• **Aim**
Every line of the data must be copied exactly.

• **Data for processing**
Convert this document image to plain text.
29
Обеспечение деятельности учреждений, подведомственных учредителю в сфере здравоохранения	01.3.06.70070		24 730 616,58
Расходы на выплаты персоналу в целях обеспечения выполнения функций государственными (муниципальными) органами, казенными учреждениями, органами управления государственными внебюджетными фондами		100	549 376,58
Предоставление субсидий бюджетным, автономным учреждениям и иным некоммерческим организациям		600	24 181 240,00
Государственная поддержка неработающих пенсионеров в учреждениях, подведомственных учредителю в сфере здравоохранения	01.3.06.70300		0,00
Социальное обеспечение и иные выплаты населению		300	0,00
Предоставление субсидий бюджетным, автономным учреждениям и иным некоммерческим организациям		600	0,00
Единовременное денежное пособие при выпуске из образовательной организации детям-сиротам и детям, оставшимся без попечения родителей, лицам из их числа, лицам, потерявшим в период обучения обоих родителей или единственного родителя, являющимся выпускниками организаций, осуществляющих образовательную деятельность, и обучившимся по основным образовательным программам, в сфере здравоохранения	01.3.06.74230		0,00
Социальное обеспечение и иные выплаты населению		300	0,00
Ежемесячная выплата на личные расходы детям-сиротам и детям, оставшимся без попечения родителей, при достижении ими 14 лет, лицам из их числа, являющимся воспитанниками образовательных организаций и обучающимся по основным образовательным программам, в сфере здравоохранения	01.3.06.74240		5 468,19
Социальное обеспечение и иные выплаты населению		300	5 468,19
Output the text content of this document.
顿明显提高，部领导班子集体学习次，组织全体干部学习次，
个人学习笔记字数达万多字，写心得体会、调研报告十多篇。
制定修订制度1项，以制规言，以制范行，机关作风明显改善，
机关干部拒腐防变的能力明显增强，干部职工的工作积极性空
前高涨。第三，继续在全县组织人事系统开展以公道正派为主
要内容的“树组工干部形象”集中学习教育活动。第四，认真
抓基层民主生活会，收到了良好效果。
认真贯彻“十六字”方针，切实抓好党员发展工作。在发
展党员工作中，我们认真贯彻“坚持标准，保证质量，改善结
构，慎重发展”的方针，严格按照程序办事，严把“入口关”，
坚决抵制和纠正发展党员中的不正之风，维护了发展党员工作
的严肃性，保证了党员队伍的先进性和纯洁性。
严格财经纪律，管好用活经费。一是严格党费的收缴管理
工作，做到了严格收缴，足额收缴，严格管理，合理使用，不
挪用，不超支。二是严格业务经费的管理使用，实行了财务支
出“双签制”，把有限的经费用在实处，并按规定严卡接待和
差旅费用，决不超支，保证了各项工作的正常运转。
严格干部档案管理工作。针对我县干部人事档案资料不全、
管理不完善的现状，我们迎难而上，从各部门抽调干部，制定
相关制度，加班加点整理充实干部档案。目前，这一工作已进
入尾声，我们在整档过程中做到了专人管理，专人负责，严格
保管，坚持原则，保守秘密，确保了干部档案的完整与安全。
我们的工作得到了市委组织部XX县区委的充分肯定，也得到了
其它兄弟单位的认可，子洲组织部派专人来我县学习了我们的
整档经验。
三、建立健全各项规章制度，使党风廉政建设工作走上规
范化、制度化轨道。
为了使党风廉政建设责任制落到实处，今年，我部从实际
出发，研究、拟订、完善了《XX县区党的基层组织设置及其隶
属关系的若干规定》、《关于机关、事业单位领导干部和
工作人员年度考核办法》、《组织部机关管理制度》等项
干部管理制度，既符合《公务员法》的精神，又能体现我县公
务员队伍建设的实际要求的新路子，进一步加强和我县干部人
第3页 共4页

• **Expected answer**
Convert this document image to plain text.
29
Обеспечение деятельности учреждений, подведомственных учредителю в сфере здравоохранения	01.3.06.70070		24 730 616,58
Расходы на выплаты персоналу в целях обеспечения выполнения функций государственными (муниципальными) органами, казенными учреждениями, органами управления государственными внебюджетными фондами		100	549 376,58
Предоставление субсидий бюджетным, автономным учреждениям и иным некоммерческим организациям		600	24 181 240,00
Государственная поддержка неработающих пенсионеров в учреждениях, подведомственных учредителю в сфере здравоохранения	01.3.06.70300		0,00
Социальное обеспечение и иные выплаты населению		300	0,00
Предоставление субсидий бюджетным, автономным учреждениям и иным некоммерческим организациям		600	0,00
Единовременное денежное пособие при выпуске из образовательной организации детям-сиротам и детям, оставшимся без попечения родителей, лицам из их числа, лицам, потерявшим в период обучения обоих родителей или единственного родителя, являющимся выпускниками организаций, осуществляющих образовательную деятельность, и обучившимся по основным образовательным программам, в сфере здравоохранения	01.3.06.74230		0,00
Социальное обеспечение и иные выплаты населению		300	0,00
Ежемесячная выплата на личные расходы детям-сиротам и детям, оставшимся без попечения родителей, при достижении ими 14 лет, лицам из их числа, являющимся воспитанниками образовательных организаций и обучающимся по основным образовательным программам, в сфере здравоохранения	01.3.06.74240		5 468,19
Социальное обеспечение и иные выплаты населению		300	5 468,19
Output the text content of this document.
顿明显提高，部领导班子集体学习次，组织全体干部学习次，
个人学习笔记字数达万多字，写心得体会、调研报告十多篇。
制定修订制度1项，以制规言，以制范行，机关作风明显改善，
机关干部拒腐防变的能力明显增强，干部职工的工作积极性空
前高涨。第三，继续在全县组织人事系统开展以公道正派为主
要内容的“树组工干部形象”集中学习教育活动。第四，认真
抓基层民主生活会，收到了良好效果。
认真贯彻“十六字”方针，切实抓好党员发展工作。在发
展党员工作中，我们认真贯彻“坚持标准，保证质量，改善结
构，慎重发展”的方针，严格按照程序办事，严把“入口关”，
坚决抵制和纠正发展党员中的不正之风，维护了发展党员工作
的严肃性，保证了党员队伍的先进性和纯洁性。
严格财经纪律，管好用活经费。一是严格党费的收缴管理
工作，做到了严格收缴，足额收缴，严格管理，合理使用，不
挪用，不超支。二是严格业务经费的管理使用，实行了财务支
出“双签制”，把有限的经费用在实处，并按规定严卡接待和
差旅费用，决不超支，保证了各项工作的正常运转。
严格干部档案管理工作。针对我县干部人事档案资料不全、
管理不完善的现状，我们迎难而上，从各部门抽调干部，制定
相关制度，加班加点整理充实干部档案。目前，这一工作已进
入尾声，我们在整档过程中做到了专人管理，专人负责，严格
保管，坚持原则，保守秘密，确保了干部档案的完整与安全。
我们的工作得到了市委组织部XX县区委的充分肯定，也得到了
其它兄弟单位的认可，子洲组织部派专人来我县学习了我们的
整档经验。
三、建立健全各项规章制度，使党风廉政建设工作走上规
范化、制度化轨道。
为了使党风廉政建设责任制落到实处，今年，我部从实际
出发，研究、拟订、完善了《XX县区党的基层组织设置及其隶
属关系的若干规定》、《关于机关、事业单位领导干部和
工作人员年度考核办法》、《组织部机关管理制度》等项
干部管理制度，既符合《公务员法》的精神，又能体现我县公
务员队伍建设的实际要求的新路子，进一步加强和我县干部人
第3页 共4页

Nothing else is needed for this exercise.